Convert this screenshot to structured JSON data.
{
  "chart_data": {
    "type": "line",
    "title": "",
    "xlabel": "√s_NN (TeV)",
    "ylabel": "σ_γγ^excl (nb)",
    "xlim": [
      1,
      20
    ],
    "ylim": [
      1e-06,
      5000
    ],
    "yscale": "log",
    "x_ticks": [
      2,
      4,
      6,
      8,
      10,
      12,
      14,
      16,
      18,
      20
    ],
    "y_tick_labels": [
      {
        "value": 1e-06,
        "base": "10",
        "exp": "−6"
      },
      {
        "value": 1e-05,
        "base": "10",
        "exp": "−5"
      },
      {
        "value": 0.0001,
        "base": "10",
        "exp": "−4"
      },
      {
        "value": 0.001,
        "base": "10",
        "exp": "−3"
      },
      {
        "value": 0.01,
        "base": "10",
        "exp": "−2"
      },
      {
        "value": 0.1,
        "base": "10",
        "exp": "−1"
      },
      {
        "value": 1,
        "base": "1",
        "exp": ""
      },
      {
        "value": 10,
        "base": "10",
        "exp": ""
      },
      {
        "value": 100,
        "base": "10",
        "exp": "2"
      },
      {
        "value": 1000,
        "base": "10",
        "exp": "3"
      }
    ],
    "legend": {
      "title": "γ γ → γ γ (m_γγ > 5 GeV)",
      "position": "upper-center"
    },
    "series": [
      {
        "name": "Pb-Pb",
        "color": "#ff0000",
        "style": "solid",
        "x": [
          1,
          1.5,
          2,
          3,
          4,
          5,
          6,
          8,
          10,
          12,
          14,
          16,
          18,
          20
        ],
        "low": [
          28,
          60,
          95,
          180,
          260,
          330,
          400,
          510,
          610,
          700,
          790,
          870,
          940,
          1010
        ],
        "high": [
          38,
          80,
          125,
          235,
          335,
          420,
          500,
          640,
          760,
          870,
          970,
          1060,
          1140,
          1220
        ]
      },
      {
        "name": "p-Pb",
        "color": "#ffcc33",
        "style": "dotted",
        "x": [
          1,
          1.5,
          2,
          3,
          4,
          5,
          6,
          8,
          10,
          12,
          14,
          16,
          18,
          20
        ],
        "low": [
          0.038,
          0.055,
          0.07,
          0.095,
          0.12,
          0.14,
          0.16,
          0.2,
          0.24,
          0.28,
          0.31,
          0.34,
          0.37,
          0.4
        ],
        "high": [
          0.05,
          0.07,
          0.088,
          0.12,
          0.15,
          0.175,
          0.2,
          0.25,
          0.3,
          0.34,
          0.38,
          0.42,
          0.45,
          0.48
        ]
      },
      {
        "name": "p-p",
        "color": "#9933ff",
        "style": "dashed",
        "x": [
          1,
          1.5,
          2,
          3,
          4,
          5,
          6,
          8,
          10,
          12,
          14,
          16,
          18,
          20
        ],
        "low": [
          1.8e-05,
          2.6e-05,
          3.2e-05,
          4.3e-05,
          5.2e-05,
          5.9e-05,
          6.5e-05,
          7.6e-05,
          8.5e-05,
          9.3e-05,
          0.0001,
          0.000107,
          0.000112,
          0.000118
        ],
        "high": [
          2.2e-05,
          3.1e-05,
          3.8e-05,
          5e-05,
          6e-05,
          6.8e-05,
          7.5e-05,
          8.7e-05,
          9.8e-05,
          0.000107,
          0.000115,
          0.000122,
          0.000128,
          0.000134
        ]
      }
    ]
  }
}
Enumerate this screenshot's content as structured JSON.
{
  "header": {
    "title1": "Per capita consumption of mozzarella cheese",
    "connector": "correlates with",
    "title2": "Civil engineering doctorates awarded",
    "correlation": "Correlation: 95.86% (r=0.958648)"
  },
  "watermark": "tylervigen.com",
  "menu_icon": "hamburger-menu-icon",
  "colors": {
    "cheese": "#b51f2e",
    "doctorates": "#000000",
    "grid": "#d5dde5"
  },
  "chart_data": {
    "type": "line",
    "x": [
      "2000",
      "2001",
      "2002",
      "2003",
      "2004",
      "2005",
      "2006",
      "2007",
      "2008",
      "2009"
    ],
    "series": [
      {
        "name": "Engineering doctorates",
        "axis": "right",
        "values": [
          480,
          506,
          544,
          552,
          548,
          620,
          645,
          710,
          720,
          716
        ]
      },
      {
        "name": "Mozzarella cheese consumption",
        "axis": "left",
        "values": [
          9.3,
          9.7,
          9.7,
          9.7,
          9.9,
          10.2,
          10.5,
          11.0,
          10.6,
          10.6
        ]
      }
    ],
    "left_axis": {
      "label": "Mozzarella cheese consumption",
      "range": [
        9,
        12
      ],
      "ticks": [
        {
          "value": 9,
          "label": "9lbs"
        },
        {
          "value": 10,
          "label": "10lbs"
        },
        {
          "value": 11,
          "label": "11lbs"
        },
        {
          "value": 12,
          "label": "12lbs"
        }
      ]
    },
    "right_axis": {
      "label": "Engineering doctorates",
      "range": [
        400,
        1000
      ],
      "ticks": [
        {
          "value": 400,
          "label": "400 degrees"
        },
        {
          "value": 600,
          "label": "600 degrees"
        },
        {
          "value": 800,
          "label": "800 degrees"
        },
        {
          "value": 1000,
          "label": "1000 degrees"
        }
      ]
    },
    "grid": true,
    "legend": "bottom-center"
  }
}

- [Brief]: What is the number of lines holding the word "JSON"? State it alone.

- [Solution to the problem]: 2